INSTRUCTION
State how many lines of the entries hold the string "BLHS", and output nothing but that count.
-- RECORD LIST start --
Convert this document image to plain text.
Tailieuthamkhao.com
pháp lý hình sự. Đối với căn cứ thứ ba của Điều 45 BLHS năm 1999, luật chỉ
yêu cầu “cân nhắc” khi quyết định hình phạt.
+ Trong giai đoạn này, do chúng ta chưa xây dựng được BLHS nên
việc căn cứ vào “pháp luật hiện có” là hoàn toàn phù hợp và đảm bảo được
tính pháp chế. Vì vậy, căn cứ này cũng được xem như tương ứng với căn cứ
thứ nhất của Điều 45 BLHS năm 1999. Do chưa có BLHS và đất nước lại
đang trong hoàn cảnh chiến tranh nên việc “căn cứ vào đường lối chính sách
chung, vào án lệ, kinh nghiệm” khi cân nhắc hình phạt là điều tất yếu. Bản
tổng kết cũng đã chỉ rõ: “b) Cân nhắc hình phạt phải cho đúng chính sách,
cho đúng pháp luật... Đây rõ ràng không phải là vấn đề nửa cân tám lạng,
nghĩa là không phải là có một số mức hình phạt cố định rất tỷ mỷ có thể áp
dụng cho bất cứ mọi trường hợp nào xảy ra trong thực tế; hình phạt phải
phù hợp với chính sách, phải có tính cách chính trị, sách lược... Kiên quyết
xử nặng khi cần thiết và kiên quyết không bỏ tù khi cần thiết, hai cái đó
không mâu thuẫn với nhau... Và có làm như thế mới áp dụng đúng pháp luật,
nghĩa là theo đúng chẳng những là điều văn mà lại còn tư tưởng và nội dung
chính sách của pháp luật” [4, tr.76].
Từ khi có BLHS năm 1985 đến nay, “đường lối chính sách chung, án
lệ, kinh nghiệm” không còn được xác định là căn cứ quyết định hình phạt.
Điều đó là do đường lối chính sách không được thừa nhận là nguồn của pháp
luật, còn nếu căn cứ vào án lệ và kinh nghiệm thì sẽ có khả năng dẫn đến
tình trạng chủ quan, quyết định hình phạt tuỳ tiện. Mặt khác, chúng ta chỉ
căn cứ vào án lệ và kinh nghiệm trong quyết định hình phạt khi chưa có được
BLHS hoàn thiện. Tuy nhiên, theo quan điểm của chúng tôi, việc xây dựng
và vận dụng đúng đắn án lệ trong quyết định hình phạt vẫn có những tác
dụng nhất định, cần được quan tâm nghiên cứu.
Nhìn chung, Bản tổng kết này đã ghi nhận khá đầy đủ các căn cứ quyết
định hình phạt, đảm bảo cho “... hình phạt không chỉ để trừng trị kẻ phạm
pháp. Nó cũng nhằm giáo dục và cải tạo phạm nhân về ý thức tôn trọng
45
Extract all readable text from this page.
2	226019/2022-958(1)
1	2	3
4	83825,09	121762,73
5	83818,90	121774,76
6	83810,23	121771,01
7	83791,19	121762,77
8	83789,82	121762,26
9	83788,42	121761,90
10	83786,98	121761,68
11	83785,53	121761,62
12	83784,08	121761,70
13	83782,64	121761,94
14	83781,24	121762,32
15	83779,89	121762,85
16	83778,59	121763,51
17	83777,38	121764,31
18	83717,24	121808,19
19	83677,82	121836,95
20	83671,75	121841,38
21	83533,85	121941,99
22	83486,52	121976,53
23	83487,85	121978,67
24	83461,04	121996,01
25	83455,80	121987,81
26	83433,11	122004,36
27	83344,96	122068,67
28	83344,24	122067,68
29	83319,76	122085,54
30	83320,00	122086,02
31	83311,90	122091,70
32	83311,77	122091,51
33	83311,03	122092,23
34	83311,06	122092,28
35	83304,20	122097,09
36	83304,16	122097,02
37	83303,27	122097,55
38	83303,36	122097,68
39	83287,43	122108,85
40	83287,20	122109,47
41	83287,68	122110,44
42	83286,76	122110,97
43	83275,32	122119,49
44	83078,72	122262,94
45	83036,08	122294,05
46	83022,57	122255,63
-- RECORD LIST end --
RESULT OF THE TASK
5